▶ GOAL: Determine the number of lines containing the word "What". Reply with it and nothing else.

************

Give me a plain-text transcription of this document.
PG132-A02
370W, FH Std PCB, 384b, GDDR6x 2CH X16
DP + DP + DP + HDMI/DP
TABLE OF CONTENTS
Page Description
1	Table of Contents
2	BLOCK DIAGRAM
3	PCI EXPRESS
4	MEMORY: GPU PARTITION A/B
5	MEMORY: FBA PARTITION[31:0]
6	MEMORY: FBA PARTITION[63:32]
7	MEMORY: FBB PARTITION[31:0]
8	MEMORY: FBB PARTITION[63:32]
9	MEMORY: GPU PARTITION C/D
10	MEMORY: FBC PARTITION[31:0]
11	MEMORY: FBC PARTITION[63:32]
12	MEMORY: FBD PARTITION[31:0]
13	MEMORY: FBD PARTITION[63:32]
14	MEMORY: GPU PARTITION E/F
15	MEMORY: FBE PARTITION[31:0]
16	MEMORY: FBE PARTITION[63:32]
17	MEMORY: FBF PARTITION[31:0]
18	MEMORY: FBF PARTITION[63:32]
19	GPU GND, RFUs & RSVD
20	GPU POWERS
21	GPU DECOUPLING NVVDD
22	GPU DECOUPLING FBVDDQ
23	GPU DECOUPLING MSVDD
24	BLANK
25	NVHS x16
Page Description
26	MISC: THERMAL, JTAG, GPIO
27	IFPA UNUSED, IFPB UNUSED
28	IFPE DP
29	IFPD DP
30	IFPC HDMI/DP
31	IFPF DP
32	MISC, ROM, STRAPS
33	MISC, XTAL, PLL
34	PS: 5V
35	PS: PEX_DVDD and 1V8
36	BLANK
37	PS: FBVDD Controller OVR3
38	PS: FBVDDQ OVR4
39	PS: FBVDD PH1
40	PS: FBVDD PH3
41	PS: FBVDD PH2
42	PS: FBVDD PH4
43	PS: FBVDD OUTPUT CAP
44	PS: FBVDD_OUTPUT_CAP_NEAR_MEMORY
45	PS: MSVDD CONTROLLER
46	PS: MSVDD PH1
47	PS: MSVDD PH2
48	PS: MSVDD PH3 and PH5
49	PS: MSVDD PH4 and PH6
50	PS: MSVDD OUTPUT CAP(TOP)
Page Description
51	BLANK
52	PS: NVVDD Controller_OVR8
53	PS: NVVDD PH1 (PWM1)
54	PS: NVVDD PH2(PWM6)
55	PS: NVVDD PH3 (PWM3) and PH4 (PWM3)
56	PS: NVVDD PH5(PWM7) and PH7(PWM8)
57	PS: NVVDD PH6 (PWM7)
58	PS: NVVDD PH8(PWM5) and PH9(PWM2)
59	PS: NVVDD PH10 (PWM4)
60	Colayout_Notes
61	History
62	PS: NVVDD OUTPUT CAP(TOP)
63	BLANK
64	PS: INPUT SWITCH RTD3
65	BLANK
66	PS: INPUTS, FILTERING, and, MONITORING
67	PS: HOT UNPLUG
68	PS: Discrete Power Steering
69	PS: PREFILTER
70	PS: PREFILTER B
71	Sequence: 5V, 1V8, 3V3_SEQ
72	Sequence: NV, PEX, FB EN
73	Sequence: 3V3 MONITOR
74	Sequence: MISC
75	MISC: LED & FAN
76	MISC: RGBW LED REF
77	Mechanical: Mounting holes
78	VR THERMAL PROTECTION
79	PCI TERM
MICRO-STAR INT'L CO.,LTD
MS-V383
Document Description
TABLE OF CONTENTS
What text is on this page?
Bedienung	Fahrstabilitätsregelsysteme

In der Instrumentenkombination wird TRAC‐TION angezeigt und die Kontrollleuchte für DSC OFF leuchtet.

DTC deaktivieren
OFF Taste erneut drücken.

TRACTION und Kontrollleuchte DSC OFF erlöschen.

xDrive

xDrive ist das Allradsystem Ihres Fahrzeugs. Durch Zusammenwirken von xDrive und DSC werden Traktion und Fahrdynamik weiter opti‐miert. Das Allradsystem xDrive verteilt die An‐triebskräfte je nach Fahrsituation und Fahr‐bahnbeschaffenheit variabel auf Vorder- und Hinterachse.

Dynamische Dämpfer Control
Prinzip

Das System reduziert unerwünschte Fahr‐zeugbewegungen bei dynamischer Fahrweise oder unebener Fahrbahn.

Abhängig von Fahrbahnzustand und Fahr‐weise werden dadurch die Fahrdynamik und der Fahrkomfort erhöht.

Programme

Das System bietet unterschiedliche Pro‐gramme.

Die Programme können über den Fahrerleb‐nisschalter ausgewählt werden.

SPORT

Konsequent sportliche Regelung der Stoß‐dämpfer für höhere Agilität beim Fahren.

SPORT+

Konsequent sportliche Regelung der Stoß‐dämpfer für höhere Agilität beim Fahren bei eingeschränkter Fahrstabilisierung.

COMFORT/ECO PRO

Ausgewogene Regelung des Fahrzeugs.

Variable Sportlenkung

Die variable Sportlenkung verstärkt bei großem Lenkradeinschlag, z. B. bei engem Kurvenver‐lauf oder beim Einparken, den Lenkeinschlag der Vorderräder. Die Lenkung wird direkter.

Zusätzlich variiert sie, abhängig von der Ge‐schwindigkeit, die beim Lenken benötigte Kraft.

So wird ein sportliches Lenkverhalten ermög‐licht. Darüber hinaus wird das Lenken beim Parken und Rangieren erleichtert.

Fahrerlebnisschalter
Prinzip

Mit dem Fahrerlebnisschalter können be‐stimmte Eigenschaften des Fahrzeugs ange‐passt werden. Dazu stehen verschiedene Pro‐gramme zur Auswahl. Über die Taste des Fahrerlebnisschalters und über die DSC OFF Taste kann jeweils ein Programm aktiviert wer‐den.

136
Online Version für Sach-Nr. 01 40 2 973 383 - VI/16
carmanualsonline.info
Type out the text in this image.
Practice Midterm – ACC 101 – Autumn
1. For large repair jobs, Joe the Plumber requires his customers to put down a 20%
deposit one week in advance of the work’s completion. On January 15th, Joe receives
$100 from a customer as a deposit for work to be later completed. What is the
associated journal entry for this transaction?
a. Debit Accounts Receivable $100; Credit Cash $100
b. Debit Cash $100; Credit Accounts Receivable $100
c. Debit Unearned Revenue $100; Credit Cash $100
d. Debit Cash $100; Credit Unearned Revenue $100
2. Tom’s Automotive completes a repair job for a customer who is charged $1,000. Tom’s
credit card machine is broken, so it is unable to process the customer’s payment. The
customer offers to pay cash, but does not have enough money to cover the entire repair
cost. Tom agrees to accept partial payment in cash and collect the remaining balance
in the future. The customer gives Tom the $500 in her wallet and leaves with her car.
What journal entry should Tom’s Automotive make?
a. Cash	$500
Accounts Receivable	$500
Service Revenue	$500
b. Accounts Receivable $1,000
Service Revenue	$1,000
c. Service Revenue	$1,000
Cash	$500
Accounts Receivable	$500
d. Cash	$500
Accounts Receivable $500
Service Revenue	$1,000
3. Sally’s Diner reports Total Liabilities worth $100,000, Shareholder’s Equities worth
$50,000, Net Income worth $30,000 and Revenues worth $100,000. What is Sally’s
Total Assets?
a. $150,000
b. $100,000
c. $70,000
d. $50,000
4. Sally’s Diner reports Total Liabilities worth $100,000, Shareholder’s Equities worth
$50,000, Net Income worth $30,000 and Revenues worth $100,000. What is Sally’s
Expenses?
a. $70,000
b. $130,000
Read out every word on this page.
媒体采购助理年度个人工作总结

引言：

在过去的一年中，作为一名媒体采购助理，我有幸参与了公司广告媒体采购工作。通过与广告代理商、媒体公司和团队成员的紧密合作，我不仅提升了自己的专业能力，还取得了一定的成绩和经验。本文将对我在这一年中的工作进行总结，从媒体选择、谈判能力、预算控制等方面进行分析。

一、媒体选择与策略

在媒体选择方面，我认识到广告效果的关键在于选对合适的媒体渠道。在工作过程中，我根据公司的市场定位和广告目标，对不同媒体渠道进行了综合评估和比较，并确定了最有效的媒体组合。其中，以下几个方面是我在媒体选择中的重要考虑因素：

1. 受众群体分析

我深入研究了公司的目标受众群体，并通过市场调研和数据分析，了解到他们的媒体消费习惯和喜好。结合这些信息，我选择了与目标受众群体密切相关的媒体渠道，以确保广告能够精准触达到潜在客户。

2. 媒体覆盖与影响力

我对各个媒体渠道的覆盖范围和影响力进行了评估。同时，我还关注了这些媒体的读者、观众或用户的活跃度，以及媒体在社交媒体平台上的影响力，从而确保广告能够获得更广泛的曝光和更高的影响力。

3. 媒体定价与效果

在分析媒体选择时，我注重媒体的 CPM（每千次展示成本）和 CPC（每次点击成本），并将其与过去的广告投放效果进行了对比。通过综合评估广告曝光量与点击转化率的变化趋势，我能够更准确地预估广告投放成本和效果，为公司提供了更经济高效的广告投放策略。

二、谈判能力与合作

************

▶ SOLUTION FOR THIS PROBLEM: 5